# [Assignment]
Transcribe every record verbatim.

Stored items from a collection
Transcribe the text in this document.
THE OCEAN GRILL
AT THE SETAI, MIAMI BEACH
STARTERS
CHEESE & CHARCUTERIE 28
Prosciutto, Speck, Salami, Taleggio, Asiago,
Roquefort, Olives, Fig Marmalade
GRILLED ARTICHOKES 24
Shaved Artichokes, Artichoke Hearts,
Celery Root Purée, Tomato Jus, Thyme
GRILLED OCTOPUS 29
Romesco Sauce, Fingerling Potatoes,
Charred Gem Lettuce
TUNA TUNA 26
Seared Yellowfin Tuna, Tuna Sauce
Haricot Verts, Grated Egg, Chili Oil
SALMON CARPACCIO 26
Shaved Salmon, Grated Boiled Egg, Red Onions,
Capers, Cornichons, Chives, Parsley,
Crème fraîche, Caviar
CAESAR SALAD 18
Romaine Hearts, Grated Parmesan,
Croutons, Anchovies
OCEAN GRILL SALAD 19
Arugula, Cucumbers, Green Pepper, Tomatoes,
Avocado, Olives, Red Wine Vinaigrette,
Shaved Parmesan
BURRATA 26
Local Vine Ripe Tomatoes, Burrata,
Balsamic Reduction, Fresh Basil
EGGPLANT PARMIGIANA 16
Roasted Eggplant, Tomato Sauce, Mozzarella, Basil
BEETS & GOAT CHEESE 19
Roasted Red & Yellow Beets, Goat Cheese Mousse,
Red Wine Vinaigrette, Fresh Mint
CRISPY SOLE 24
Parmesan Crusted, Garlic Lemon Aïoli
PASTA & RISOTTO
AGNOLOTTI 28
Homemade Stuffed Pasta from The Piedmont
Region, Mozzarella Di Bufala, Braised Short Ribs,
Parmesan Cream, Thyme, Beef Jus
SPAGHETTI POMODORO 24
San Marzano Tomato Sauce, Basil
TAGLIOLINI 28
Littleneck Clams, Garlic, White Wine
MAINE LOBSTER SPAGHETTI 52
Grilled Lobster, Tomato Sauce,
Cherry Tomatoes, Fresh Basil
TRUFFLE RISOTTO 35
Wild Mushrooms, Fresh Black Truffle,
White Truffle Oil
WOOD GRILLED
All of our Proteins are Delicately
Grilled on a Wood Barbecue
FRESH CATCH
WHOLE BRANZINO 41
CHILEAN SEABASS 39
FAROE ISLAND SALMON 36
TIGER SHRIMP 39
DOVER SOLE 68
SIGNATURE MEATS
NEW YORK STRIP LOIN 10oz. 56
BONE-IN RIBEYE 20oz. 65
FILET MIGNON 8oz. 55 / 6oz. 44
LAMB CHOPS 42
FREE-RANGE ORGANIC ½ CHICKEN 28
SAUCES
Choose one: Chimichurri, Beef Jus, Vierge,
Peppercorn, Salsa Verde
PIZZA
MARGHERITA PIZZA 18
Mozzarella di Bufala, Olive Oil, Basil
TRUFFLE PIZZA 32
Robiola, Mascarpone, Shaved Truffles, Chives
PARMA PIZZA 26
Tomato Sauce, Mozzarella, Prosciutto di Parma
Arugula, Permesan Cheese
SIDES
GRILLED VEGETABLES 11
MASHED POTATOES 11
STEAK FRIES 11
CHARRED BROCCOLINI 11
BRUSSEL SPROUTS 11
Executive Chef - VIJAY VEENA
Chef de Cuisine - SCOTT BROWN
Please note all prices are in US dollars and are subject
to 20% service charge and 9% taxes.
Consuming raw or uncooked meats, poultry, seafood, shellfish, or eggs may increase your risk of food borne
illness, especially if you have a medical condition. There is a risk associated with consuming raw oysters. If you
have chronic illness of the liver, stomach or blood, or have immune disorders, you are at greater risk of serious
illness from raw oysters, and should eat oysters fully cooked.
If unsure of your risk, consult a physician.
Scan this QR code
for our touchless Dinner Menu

# [Solution]
Transcribe the text in this document.
THE OCEAN GRILL
AT THE SETAI, MIAMI BEACH
STARTERS
CHEESE & CHARCUTERIE 28
Prosciutto, Speck, Salami, Taleggio, Asiago,
Roquefort, Olives, Fig Marmalade
GRILLED ARTICHOKES 24
Shaved Artichokes, Artichoke Hearts,
Celery Root Purée, Tomato Jus, Thyme
GRILLED OCTOPUS 29
Romesco Sauce, Fingerling Potatoes,
Charred Gem Lettuce
TUNA TUNA 26
Seared Yellowfin Tuna, Tuna Sauce
Haricot Verts, Grated Egg, Chili Oil
SALMON CARPACCIO 26
Shaved Salmon, Grated Boiled Egg, Red Onions,
Capers, Cornichons, Chives, Parsley,
Crème fraîche, Caviar
CAESAR SALAD 18
Romaine Hearts, Grated Parmesan,
Croutons, Anchovies
OCEAN GRILL SALAD 19
Arugula, Cucumbers, Green Pepper, Tomatoes,
Avocado, Olives, Red Wine Vinaigrette,
Shaved Parmesan
BURRATA 26
Local Vine Ripe Tomatoes, Burrata,
Balsamic Reduction, Fresh Basil
EGGPLANT PARMIGIANA 16
Roasted Eggplant, Tomato Sauce, Mozzarella, Basil
BEETS & GOAT CHEESE 19
Roasted Red & Yellow Beets, Goat Cheese Mousse,
Red Wine Vinaigrette, Fresh Mint
CRISPY SOLE 24
Parmesan Crusted, Garlic Lemon Aïoli
PASTA & RISOTTO
AGNOLOTTI 28
Homemade Stuffed Pasta from The Piedmont
Region, Mozzarella Di Bufala, Braised Short Ribs,
Parmesan Cream, Thyme, Beef Jus
SPAGHETTI POMODORO 24
San Marzano Tomato Sauce, Basil
TAGLIOLINI 28
Littleneck Clams, Garlic, White Wine
MAINE LOBSTER SPAGHETTI 52
Grilled Lobster, Tomato Sauce,
Cherry Tomatoes, Fresh Basil
TRUFFLE RISOTTO 35
Wild Mushrooms, Fresh Black Truffle,
White Truffle Oil
WOOD GRILLED
All of our Proteins are Delicately
Grilled on a Wood Barbecue
FRESH CATCH
WHOLE BRANZINO 41
CHILEAN SEABASS 39
FAROE ISLAND SALMON 36
TIGER SHRIMP 39
DOVER SOLE 68
SIGNATURE MEATS
NEW YORK STRIP LOIN 10oz. 56
BONE-IN RIBEYE 20oz. 65
FILET MIGNON 8oz. 55 / 6oz. 44
LAMB CHOPS 42
FREE-RANGE ORGANIC ½ CHICKEN 28
SAUCES
Choose one: Chimichurri, Beef Jus, Vierge,
Peppercorn, Salsa Verde
PIZZA
MARGHERITA PIZZA 18
Mozzarella di Bufala, Olive Oil, Basil
TRUFFLE PIZZA 32
Robiola, Mascarpone, Shaved Truffles, Chives
PARMA PIZZA 26
Tomato Sauce, Mozzarella, Prosciutto di Parma
Arugula, Permesan Cheese
SIDES
GRILLED VEGETABLES 11
MASHED POTATOES 11
STEAK FRIES 11
CHARRED BROCCOLINI 11
BRUSSEL SPROUTS 11
Executive Chef - VIJAY VEENA
Chef de Cuisine - SCOTT BROWN
Please note all prices are in US dollars and are subject
to 20% service charge and 9% taxes.
Consuming raw or uncooked meats, poultry, seafood, shellfish, or eggs may increase your risk of food borne
illness, especially if you have a medical condition. There is a risk associated with consuming raw oysters. If you
have chronic illness of the liver, stomach or blood, or have immune disorders, you are at greater risk of serious
illness from raw oysters, and should eat oysters fully cooked.
If unsure of your risk, consult a physician.
Scan this QR code
for our touchless Dinner Menu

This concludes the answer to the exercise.